**Stated problem:**
Give all of the lines again, with nothing added or dropped.

--- start ---

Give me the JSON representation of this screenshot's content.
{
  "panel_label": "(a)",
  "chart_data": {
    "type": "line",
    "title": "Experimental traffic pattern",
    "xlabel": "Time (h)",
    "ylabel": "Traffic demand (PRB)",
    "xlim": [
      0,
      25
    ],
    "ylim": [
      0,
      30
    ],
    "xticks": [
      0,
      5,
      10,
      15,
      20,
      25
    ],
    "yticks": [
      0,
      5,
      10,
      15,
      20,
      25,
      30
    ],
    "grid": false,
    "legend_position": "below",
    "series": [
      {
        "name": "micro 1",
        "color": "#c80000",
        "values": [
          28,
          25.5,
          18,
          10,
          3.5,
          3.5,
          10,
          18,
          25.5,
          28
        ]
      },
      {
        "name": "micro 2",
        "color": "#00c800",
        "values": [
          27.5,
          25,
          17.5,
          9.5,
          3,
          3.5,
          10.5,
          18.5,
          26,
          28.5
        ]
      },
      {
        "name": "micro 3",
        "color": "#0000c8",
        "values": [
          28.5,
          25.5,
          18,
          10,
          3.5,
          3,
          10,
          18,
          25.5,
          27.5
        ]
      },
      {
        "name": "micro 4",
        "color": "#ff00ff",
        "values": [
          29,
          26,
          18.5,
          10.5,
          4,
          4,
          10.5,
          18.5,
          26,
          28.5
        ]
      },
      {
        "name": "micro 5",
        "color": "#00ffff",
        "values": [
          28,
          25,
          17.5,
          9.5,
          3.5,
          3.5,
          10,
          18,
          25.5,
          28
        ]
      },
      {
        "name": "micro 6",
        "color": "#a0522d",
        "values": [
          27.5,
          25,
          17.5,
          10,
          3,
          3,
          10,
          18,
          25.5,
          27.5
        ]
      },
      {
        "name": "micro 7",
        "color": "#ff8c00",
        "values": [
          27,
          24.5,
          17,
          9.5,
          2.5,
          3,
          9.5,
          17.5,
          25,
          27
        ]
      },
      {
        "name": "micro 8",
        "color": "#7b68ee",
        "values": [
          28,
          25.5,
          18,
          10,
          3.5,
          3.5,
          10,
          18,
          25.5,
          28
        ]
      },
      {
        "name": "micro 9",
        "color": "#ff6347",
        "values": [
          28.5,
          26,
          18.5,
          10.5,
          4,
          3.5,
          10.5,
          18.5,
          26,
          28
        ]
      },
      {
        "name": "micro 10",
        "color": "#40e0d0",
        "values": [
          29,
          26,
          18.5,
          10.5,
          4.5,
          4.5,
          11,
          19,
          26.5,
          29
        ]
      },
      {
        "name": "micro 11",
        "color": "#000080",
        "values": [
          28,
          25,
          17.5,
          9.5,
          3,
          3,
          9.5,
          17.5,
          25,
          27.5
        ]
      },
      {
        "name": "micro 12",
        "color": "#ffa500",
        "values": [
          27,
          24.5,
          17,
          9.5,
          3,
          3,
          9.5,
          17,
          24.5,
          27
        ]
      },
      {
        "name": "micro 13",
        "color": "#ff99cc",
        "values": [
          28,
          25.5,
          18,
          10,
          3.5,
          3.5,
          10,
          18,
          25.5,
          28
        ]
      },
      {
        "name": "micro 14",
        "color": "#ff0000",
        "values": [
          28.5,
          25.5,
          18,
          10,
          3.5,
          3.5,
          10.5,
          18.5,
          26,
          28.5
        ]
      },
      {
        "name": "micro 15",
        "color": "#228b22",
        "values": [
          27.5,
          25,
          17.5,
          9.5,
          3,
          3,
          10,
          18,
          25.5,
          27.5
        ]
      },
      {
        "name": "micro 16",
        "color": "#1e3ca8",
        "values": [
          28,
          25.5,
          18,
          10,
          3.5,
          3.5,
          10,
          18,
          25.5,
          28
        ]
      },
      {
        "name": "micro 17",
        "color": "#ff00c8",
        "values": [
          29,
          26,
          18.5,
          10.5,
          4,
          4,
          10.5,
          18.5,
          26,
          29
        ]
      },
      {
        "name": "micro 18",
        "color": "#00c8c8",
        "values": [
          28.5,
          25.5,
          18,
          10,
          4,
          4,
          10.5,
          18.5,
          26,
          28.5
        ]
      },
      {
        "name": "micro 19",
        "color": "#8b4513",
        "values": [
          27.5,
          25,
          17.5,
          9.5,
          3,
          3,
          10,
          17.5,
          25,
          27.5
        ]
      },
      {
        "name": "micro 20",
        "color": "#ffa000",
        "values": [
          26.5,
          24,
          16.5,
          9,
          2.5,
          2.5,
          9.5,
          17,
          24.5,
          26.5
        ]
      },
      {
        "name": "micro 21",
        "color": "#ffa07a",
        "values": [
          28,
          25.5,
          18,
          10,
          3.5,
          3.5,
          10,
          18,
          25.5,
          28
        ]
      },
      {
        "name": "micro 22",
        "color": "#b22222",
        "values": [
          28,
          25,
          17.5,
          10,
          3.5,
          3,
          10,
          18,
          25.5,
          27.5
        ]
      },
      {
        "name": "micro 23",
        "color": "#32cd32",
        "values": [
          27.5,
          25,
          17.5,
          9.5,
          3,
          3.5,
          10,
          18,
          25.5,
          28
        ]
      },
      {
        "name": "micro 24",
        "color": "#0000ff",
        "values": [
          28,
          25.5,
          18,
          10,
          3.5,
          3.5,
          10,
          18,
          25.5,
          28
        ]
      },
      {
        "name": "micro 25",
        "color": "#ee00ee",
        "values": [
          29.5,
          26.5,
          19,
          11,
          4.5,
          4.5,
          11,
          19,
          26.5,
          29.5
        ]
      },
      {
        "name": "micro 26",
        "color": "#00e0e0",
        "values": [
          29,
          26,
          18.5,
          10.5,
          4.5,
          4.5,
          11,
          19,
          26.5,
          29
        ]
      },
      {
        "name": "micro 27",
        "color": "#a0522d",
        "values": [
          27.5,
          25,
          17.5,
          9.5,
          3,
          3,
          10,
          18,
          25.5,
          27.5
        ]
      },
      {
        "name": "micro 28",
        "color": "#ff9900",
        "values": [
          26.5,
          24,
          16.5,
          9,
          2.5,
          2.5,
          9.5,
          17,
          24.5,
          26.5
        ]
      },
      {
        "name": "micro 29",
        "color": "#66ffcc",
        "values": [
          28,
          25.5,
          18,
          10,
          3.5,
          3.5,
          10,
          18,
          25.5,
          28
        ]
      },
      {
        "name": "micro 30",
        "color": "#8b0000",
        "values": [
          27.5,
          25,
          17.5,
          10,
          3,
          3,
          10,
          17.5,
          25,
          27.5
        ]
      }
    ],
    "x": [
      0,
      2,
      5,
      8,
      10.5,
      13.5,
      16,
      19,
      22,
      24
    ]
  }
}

--- end ---

**Answer to the exercise:**
Give me the JSON representation of this screenshot's content.
{
  "panel_label": "(a)",
  "chart_data": {
    "type": "line",
    "title": "Experimental traffic pattern",
    "xlabel": "Time (h)",
    "ylabel": "Traffic demand (PRB)",
    "xlim": [
      0,
      25
    ],
    "ylim": [
      0,
      30
    ],
    "xticks": [
      0,
      5,
      10,
      15,
      20,
      25
    ],
    "yticks": [
      0,
      5,
      10,
      15,
      20,
      25,
      30
    ],
    "grid": false,
    "legend_position": "below",
    "series": [
      {
        "name": "micro 1",
        "color": "#c80000",
        "values": [
          28,
          25.5,
          18,
          10,
          3.5,
          3.5,
          10,
          18,
          25.5,
          28
        ]
      },
      {
        "name": "micro 2",
        "color": "#00c800",
        "values": [
          27.5,
          25,
          17.5,
          9.5,
          3,
          3.5,
          10.5,
          18.5,
          26,
          28.5
        ]
      },
      {
        "name": "micro 3",
        "color": "#0000c8",
        "values": [
          28.5,
          25.5,
          18,
          10,
          3.5,
          3,
          10,
          18,
          25.5,
          27.5
        ]
      },
      {
        "name": "micro 4",
        "color": "#ff00ff",
        "values": [
          29,
          26,
          18.5,
          10.5,
          4,
          4,
          10.5,
          18.5,
          26,
          28.5
        ]
      },
      {
        "name": "micro 5",
        "color": "#00ffff",
        "values": [
          28,
          25,
          17.5,
          9.5,
          3.5,
          3.5,
          10,
          18,
          25.5,
          28
        ]
      },
      {
        "name": "micro 6",
        "color": "#a0522d",
        "values": [
          27.5,
          25,
          17.5,
          10,
          3,
          3,
          10,
          18,
          25.5,
          27.5
        ]
      },
      {
        "name": "micro 7",
        "color": "#ff8c00",
        "values": [
          27,
          24.5,
          17,
          9.5,
          2.5,
          3,
          9.5,
          17.5,
          25,
          27
        ]
      },
      {
        "name": "micro 8",
        "color": "#7b68ee",
        "values": [
          28,
          25.5,
          18,
          10,
          3.5,
          3.5,
          10,
          18,
          25.5,
          28
        ]
      },
      {
        "name": "micro 9",
        "color": "#ff6347",
        "values": [
          28.5,
          26,
          18.5,
          10.5,
          4,
          3.5,
          10.5,
          18.5,
          26,
          28
        ]
      },
      {
        "name": "micro 10",
        "color": "#40e0d0",
        "values": [
          29,
          26,
          18.5,
          10.5,
          4.5,
          4.5,
          11,
          19,
          26.5,
          29
        ]
      },
      {
        "name": "micro 11",
        "color": "#000080",
        "values": [
          28,
          25,
          17.5,
          9.5,
          3,
          3,
          9.5,
          17.5,
          25,
          27.5
        ]
      },
      {
        "name": "micro 12",
        "color": "#ffa500",
        "values": [
          27,
          24.5,
          17,
          9.5,
          3,
          3,
          9.5,
          17,
          24.5,
          27
        ]
      },
      {
        "name": "micro 13",
        "color": "#ff99cc",
        "values": [
          28,
          25.5,
          18,
          10,
          3.5,
          3.5,
          10,
          18,
          25.5,
          28
        ]
      },
      {
        "name": "micro 14",
        "color": "#ff0000",
        "values": [
          28.5,
          25.5,
          18,
          10,
          3.5,
          3.5,
          10.5,
          18.5,
          26,
          28.5
        ]
      },
      {
        "name": "micro 15",
        "color": "#228b22",
        "values": [
          27.5,
          25,
          17.5,
          9.5,
          3,
          3,
          10,
          18,
          25.5,
          27.5
        ]
      },
      {
        "name": "micro 16",
        "color": "#1e3ca8",
        "values": [
          28,
          25.5,
          18,
          10,
          3.5,
          3.5,
          10,
          18,
          25.5,
          28
        ]
      },
      {
        "name": "micro 17",
        "color": "#ff00c8",
        "values": [
          29,
          26,
          18.5,
          10.5,
          4,
          4,
          10.5,
          18.5,
          26,
          29
        ]
      },
      {
        "name": "micro 18",
        "color": "#00c8c8",
        "values": [
          28.5,
          25.5,
          18,
          10,
          4,
          4,
          10.5,
          18.5,
          26,
          28.5
        ]
      },
      {
        "name": "micro 19",
        "color": "#8b4513",
        "values": [
          27.5,
          25,
          17.5,
          9.5,
          3,
          3,
          10,
          17.5,
          25,
          27.5
        ]
      },
      {
        "name": "micro 20",
        "color": "#ffa000",
        "values": [
          26.5,
          24,
          16.5,
          9,
          2.5,
          2.5,
          9.5,
          17,
          24.5,
          26.5
        ]
      },
      {
        "name": "micro 21",
        "color": "#ffa07a",
        "values": [
          28,
          25.5,
          18,
          10,
          3.5,
          3.5,
          10,
          18,
          25.5,
          28
        ]
      },
      {
        "name": "micro 22",
        "color": "#b22222",
        "values": [
          28,
          25,
          17.5,
          10,
          3.5,
          3,
          10,
          18,
          25.5,
          27.5
        ]
      },
      {
        "name": "micro 23",
        "color": "#32cd32",
        "values": [
          27.5,
          25,
          17.5,
          9.5,
          3,
          3.5,
          10,
          18,
          25.5,
          28
        ]
      },
      {
        "name": "micro 24",
        "color": "#0000ff",
        "values": [
          28,
          25.5,
          18,
          10,
          3.5,
          3.5,
          10,
          18,
          25.5,
          28
        ]
      },
      {
        "name": "micro 25",
        "color": "#ee00ee",
        "values": [
          29.5,
          26.5,
          19,
          11,
          4.5,
          4.5,
          11,
          19,
          26.5,
          29.5
        ]
      },
      {
        "name": "micro 26",
        "color": "#00e0e0",
        "values": [
          29,
          26,
          18.5,
          10.5,
          4.5,
          4.5,
          11,
          19,
          26.5,
          29
        ]
      },
      {
        "name": "micro 27",
        "color": "#a0522d",
        "values": [
          27.5,
          25,
          17.5,
          9.5,
          3,
          3,
          10,
          18,
          25.5,
          27.5
        ]
      },
      {
        "name": "micro 28",
        "color": "#ff9900",
        "values": [
          26.5,
          24,
          16.5,
          9,
          2.5,
          2.5,
          9.5,
          17,
          24.5,
          26.5
        ]
      },
      {
        "name": "micro 29",
        "color": "#66ffcc",
        "values": [
          28,
          25.5,
          18,
          10,
          3.5,
          3.5,
          10,
          18,
          25.5,
          28
        ]
      },
      {
        "name": "micro 30",
        "color": "#8b0000",
        "values": [
          27.5,
          25,
          17.5,
          10,
          3,
          3,
          10,
          17.5,
          25,
          27.5
        ]
      }
    ],
    "x": [
      0,
      2,
      5,
      8,
      10.5,
      13.5,
      16,
      19,
      22,
      24
    ]
  }
}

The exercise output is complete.